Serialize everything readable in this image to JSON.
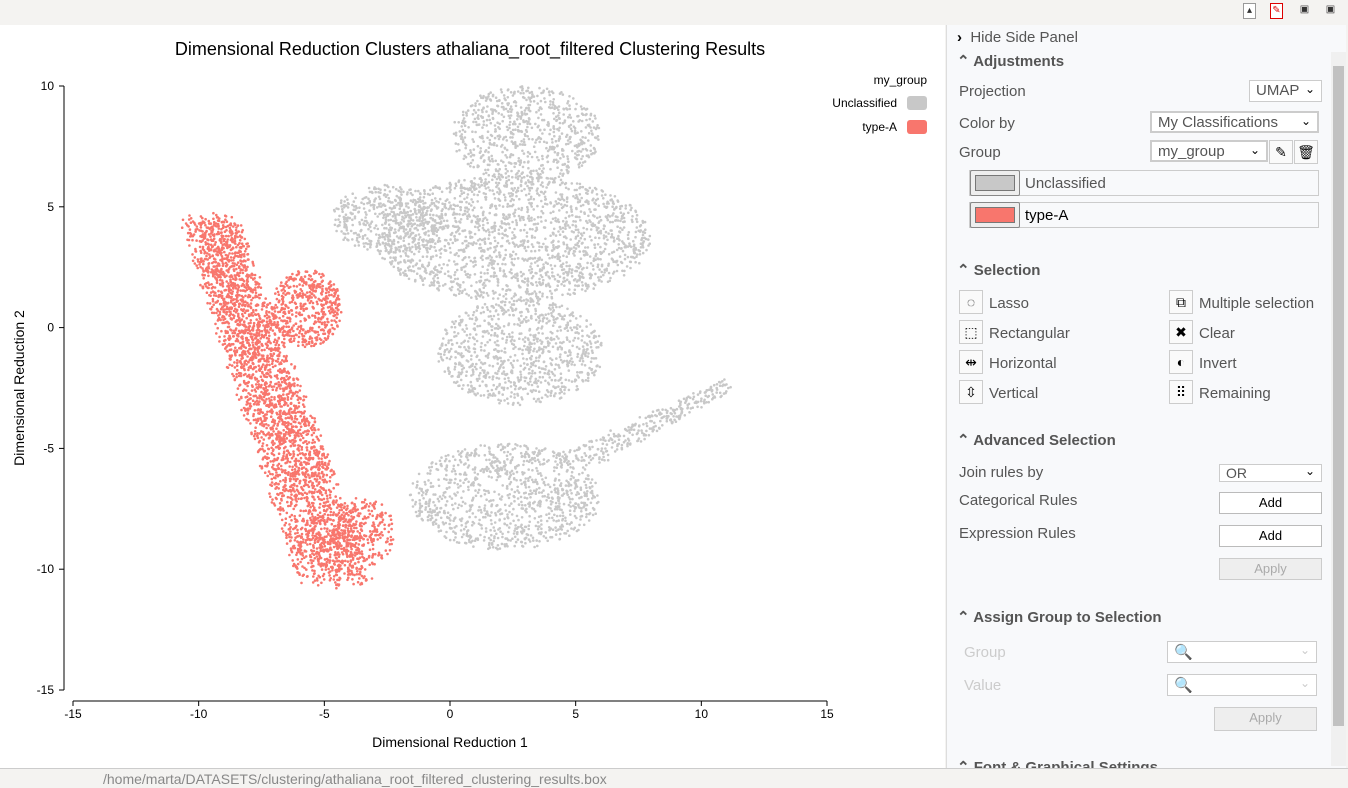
{
  "toolbar": {
    "icons": [
      "export-image-icon",
      "export-pdf-icon",
      "save-icon",
      "save-as-icon"
    ]
  },
  "plot": {
    "title": "Dimensional Reduction Clusters athaliana_root_filtered Clustering Results"
  },
  "chart_data": {
    "type": "scatter",
    "title": "Dimensional Reduction Clusters athaliana_root_filtered Clustering Results",
    "xlabel": "Dimensional Reduction 1",
    "ylabel": "Dimensional Reduction 2",
    "xlim": [
      -15,
      15
    ],
    "ylim": [
      -15,
      10
    ],
    "xticks": [
      "-15",
      "-10",
      "-5",
      "0",
      "5",
      "10",
      "15"
    ],
    "yticks": [
      "10",
      "5",
      "0",
      "-5",
      "-10",
      "-15"
    ],
    "grid": false,
    "legend": {
      "title": "my_group",
      "placement": "top-right",
      "entries": [
        {
          "name": "Unclassified",
          "color": "#c8c8c8"
        },
        {
          "name": "type-A",
          "color": "#f8766d"
        }
      ]
    }
  },
  "panel": {
    "hide_label": "Hide Side Panel",
    "adjustments": {
      "title": "Adjustments",
      "projection_label": "Projection",
      "projection": "UMAP",
      "color_by_label": "Color by",
      "color_by": "My Classifications",
      "group_label": "Group",
      "group": "my_group",
      "classes": [
        {
          "name": "Unclassified",
          "color": "#c8c8c8"
        },
        {
          "name": "type-A",
          "color": "#f8766d"
        }
      ]
    },
    "selection": {
      "title": "Selection",
      "tools": [
        {
          "label": "Lasso",
          "icon": "lasso-icon",
          "g": "◌"
        },
        {
          "label": "Multiple selection",
          "icon": "multiple-selection-icon",
          "g": "⧉"
        },
        {
          "label": "Rectangular",
          "icon": "rectangle-select-icon",
          "g": "⬚"
        },
        {
          "label": "Clear",
          "icon": "clear-icon",
          "g": "✖"
        },
        {
          "label": "Horizontal",
          "icon": "horizontal-icon",
          "g": "⇹"
        },
        {
          "label": "Invert",
          "icon": "invert-icon",
          "g": "◐"
        },
        {
          "label": "Vertical",
          "icon": "vertical-icon",
          "g": "⇳"
        },
        {
          "label": "Remaining",
          "icon": "remaining-icon",
          "g": "⠿"
        }
      ]
    },
    "advanced": {
      "title": "Advanced Selection",
      "join_label": "Join rules by",
      "join": "OR",
      "cat_label": "Categorical Rules",
      "expr_label": "Expression Rules",
      "add": "Add",
      "apply": "Apply"
    },
    "assign": {
      "title": "Assign Group to Selection",
      "group_label": "Group",
      "value_label": "Value",
      "apply": "Apply"
    },
    "font": {
      "title": "Font & Graphical Settings"
    }
  },
  "status": {
    "path": "/home/marta/DATASETS/clustering/athaliana_root_filtered_clustering_results.box"
  }
}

**Stated goal**
Lines containing the string "image" should be counted; reply with their number and nothing more.

**Problem solution**
2